◆ **WHAT YOU SHOULD DO**: Can you rewrite the data below, replacing every "Institute/University" with "Institution" and leaving everything else untouched?

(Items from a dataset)
┄┄┄┄┄┄

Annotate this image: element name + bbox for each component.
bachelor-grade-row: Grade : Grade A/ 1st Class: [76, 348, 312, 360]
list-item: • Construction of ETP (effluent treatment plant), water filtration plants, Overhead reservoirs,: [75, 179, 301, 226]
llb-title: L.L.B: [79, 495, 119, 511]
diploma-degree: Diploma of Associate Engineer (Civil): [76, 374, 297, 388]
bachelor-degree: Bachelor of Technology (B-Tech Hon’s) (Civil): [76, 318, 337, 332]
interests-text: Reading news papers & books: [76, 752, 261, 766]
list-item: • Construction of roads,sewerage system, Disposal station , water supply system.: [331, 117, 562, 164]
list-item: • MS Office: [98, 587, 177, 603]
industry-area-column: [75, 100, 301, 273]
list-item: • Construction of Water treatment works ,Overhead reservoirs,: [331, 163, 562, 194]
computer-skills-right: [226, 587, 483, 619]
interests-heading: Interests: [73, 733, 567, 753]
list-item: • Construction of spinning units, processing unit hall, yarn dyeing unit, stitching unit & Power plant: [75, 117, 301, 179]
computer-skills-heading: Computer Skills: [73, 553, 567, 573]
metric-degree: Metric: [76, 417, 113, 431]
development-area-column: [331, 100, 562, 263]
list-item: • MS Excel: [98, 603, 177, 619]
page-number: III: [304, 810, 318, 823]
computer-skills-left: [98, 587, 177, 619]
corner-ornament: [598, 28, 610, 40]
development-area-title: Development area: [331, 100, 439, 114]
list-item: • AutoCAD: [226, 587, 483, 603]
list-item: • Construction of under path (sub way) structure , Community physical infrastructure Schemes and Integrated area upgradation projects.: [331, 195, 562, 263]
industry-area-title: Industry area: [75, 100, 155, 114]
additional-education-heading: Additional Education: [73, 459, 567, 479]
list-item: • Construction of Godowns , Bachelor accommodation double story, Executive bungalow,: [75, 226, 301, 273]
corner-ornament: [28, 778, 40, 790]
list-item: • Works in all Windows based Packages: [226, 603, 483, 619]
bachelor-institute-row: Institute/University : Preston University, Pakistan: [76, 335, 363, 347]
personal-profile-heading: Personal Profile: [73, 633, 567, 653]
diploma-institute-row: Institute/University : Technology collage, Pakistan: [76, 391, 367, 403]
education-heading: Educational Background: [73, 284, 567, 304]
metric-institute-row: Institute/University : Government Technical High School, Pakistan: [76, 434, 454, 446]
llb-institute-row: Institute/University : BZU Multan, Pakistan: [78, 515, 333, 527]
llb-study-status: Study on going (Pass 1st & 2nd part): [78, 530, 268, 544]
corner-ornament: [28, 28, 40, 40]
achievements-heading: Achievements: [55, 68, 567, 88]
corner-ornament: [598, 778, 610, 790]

┄┄┄┄┄┄

◆ **WRITTEN SOLUTION**:
Annotate this image: element name + bbox for each component.
bachelor-grade-row: Grade : Grade A/ 1st Class: [76, 348, 312, 360]
list-item: • Construction of ETP (effluent treatment plant), water filtration plants, Overhead reservoirs,: [75, 179, 301, 226]
llb-title: L.L.B: [79, 495, 119, 511]
diploma-degree: Diploma of Associate Engineer (Civil): [76, 374, 297, 388]
bachelor-degree: Bachelor of Technology (B-Tech Hon’s) (Civil): [76, 318, 337, 332]
interests-text: Reading news papers & books: [76, 752, 261, 766]
list-item: • Construction of roads,sewerage system, Disposal station , water supply system.: [331, 117, 562, 164]
list-item: • MS Office: [98, 587, 177, 603]
industry-area-column: [75, 100, 301, 273]
list-item: • Construction of Water treatment works ,Overhead reservoirs,: [331, 163, 562, 194]
computer-skills-right: [226, 587, 483, 619]
interests-heading: Interests: [73, 733, 567, 753]
list-item: • Construction of spinning units, processing unit hall, yarn dyeing unit, stitching unit & Power plant: [75, 117, 301, 179]
computer-skills-heading: Computer Skills: [73, 553, 567, 573]
metric-degree: Metric: [76, 417, 113, 431]
development-area-column: [331, 100, 562, 263]
list-item: • MS Excel: [98, 603, 177, 619]
page-number: III: [304, 810, 318, 823]
computer-skills-left: [98, 587, 177, 619]
corner-ornament: [598, 28, 610, 40]
development-area-title: Development area: [331, 100, 439, 114]
list-item: • AutoCAD: [226, 587, 483, 603]
list-item: • Construction of under path (sub way) structure , Community physical infrastructure Schemes and Integrated area upgradation projects.: [331, 195, 562, 263]
industry-area-title: Industry area: [75, 100, 155, 114]
additional-education-heading: Additional Education: [73, 459, 567, 479]
list-item: • Construction of Godowns , Bachelor accommodation double story, Executive bungalow,: [75, 226, 301, 273]
corner-ornament: [28, 778, 40, 790]
list-item: • Works in all Windows based Packages: [226, 603, 483, 619]
bachelor-institute-row: Institution : Preston University, Pakistan: [76, 335, 363, 347]
personal-profile-heading: Personal Profile: [73, 633, 567, 653]
diploma-institute-row: Institution : Technology collage, Pakistan: [76, 391, 367, 403]
education-heading: Educational Background: [73, 284, 567, 304]
metric-institute-row: Institution : Government Technical High School, Pakistan: [76, 434, 454, 446]
llb-institute-row: Institution : BZU Multan, Pakistan: [78, 515, 333, 527]
llb-study-status: Study on going (Pass 1st & 2nd part): [78, 530, 268, 544]
corner-ornament: [28, 28, 40, 40]
achievements-heading: Achievements: [55, 68, 567, 88]
corner-ornament: [598, 778, 610, 790]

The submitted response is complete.